Collected data:
⁂
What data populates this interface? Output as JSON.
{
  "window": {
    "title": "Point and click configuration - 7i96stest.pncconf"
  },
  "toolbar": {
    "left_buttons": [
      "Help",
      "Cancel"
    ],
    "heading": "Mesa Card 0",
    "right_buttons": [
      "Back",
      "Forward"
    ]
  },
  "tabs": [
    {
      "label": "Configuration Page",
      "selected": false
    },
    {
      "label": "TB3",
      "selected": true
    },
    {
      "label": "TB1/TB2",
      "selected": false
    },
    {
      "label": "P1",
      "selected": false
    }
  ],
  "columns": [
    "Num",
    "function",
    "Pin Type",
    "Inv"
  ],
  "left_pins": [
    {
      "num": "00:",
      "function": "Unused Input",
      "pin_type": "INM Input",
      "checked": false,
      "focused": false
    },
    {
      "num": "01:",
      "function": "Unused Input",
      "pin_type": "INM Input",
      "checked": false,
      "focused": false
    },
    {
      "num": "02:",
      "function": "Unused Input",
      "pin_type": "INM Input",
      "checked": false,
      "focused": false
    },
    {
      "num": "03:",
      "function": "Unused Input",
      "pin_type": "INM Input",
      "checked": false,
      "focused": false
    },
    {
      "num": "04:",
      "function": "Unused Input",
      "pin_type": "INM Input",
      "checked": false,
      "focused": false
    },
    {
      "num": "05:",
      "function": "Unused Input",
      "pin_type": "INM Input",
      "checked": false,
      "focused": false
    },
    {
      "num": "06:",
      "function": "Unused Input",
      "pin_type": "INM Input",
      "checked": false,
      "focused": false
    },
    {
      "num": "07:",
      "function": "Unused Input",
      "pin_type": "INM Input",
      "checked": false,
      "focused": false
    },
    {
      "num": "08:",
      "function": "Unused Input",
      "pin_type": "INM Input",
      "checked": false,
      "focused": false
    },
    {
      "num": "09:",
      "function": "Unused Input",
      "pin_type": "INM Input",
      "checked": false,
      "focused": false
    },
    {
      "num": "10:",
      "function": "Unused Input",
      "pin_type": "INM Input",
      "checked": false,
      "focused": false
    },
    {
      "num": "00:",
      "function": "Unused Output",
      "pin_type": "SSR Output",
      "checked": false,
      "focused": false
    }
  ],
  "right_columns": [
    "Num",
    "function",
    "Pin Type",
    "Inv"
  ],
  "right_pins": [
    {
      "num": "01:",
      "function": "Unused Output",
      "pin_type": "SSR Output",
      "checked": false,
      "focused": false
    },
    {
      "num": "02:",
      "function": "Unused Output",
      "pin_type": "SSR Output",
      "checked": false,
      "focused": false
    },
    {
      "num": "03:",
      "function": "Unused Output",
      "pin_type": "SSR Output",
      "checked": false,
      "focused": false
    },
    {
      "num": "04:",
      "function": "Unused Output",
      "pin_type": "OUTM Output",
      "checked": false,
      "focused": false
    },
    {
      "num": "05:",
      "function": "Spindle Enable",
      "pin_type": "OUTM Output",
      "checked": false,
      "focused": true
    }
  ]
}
⁂
▶ _Given problem_
Every line of the records above needs to be given again exactly.

▶ _Exercise answer_
What data populates this interface? Output as JSON.
{
  "window": {
    "title": "Point and click configuration - 7i96stest.pncconf"
  },
  "toolbar": {
    "left_buttons": [
      "Help",
      "Cancel"
    ],
    "heading": "Mesa Card 0",
    "right_buttons": [
      "Back",
      "Forward"
    ]
  },
  "tabs": [
    {
      "label": "Configuration Page",
      "selected": false
    },
    {
      "label": "TB3",
      "selected": true
    },
    {
      "label": "TB1/TB2",
      "selected": false
    },
    {
      "label": "P1",
      "selected": false
    }
  ],
  "columns": [
    "Num",
    "function",
    "Pin Type",
    "Inv"
  ],
  "left_pins": [
    {
      "num": "00:",
      "function": "Unused Input",
      "pin_type": "INM Input",
      "checked": false,
      "focused": false
    },
    {
      "num": "01:",
      "function": "Unused Input",
      "pin_type": "INM Input",
      "checked": false,
      "focused": false
    },
    {
      "num": "02:",
      "function": "Unused Input",
      "pin_type": "INM Input",
      "checked": false,
      "focused": false
    },
    {
      "num": "03:",
      "function": "Unused Input",
      "pin_type": "INM Input",
      "checked": false,
      "focused": false
    },
    {
      "num": "04:",
      "function": "Unused Input",
      "pin_type": "INM Input",
      "checked": false,
      "focused": false
    },
    {
      "num": "05:",
      "function": "Unused Input",
      "pin_type": "INM Input",
      "checked": false,
      "focused": false
    },
    {
      "num": "06:",
      "function": "Unused Input",
      "pin_type": "INM Input",
      "checked": false,
      "focused": false
    },
    {
      "num": "07:",
      "function": "Unused Input",
      "pin_type": "INM Input",
      "checked": false,
      "focused": false
    },
    {
      "num": "08:",
      "function": "Unused Input",
      "pin_type": "INM Input",
      "checked": false,
      "focused": false
    },
    {
      "num": "09:",
      "function": "Unused Input",
      "pin_type": "INM Input",
      "checked": false,
      "focused": false
    },
    {
      "num": "10:",
      "function": "Unused Input",
      "pin_type": "INM Input",
      "checked": false,
      "focused": false
    },
    {
      "num": "00:",
      "function": "Unused Output",
      "pin_type": "SSR Output",
      "checked": false,
      "focused": false
    }
  ],
  "right_columns": [
    "Num",
    "function",
    "Pin Type",
    "Inv"
  ],
  "right_pins": [
    {
      "num": "01:",
      "function": "Unused Output",
      "pin_type": "SSR Output",
      "checked": false,
      "focused": false
    },
    {
      "num": "02:",
      "function": "Unused Output",
      "pin_type": "SSR Output",
      "checked": false,
      "focused": false
    },
    {
      "num": "03:",
      "function": "Unused Output",
      "pin_type": "SSR Output",
      "checked": false,
      "focused": false
    },
    {
      "num": "04:",
      "function": "Unused Output",
      "pin_type": "OUTM Output",
      "checked": false,
      "focused": false
    },
    {
      "num": "05:",
      "function": "Spindle Enable",
      "pin_type": "OUTM Output",
      "checked": false,
      "focused": true
    }
  ]
}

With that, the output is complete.